Task to complete ▸ Where a line contains the word "每天原油", copy that line in full.

Given data ▸
%%

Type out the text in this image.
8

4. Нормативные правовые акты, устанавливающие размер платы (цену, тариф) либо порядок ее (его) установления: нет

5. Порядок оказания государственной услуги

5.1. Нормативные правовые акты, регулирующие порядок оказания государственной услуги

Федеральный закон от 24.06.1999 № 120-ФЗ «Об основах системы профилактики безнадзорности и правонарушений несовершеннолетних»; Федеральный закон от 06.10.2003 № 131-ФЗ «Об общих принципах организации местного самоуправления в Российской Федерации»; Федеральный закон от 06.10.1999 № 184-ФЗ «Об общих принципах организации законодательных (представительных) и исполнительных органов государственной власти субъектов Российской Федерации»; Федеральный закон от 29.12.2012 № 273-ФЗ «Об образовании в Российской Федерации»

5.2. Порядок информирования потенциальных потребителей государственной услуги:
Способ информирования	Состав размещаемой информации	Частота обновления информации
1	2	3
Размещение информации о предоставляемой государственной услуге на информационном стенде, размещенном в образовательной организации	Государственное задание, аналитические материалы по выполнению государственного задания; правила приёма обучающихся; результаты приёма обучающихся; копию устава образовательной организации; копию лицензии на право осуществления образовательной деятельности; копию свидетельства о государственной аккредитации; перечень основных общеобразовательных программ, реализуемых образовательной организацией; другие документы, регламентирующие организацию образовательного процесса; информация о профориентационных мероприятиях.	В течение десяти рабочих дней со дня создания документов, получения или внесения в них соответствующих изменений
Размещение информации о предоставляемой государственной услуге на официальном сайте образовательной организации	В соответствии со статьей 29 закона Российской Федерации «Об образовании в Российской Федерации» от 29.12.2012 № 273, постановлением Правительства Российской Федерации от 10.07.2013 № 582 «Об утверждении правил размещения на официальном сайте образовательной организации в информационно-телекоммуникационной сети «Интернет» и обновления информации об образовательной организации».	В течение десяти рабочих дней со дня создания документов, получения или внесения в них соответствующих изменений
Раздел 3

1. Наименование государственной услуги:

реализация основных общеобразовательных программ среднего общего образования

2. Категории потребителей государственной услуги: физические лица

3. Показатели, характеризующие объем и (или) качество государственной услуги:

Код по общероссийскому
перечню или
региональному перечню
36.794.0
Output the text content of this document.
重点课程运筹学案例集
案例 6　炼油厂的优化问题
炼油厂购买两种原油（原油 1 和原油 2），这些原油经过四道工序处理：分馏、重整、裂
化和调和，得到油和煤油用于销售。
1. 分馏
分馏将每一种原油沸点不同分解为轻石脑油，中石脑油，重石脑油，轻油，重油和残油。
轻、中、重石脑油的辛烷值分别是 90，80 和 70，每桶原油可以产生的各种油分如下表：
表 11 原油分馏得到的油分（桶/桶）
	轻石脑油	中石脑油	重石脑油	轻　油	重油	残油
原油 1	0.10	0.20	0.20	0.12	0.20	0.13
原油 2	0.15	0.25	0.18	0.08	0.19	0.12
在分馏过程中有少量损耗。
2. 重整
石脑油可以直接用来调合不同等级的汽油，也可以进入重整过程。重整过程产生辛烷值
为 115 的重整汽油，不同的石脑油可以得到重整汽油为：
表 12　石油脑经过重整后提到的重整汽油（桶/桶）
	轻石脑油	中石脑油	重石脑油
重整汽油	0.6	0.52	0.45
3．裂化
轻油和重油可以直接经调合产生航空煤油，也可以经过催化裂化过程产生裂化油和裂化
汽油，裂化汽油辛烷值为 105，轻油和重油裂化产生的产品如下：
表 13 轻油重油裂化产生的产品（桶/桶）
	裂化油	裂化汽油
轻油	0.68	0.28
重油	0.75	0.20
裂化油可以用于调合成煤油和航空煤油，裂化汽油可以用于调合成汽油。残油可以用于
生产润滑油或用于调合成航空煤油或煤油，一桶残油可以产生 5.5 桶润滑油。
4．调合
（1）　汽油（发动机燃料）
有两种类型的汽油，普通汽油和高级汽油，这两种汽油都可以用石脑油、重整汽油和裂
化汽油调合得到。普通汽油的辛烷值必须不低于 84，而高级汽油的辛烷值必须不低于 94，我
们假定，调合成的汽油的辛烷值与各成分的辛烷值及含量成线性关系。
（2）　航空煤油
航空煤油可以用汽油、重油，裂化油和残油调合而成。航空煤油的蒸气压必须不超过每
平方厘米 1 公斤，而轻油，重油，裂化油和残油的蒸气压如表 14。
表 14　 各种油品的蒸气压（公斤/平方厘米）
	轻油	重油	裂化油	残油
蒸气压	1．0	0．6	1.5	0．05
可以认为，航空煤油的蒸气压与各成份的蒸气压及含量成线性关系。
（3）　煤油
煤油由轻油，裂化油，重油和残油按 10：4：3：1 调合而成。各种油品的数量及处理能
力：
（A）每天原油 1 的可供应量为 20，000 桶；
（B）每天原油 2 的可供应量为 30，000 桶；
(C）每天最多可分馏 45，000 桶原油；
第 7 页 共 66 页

%%

Answer below ▸
（A）每天原油 1 的可供应量为 20，000 桶；
（B）每天原油 2 的可供应量为 30，000 桶；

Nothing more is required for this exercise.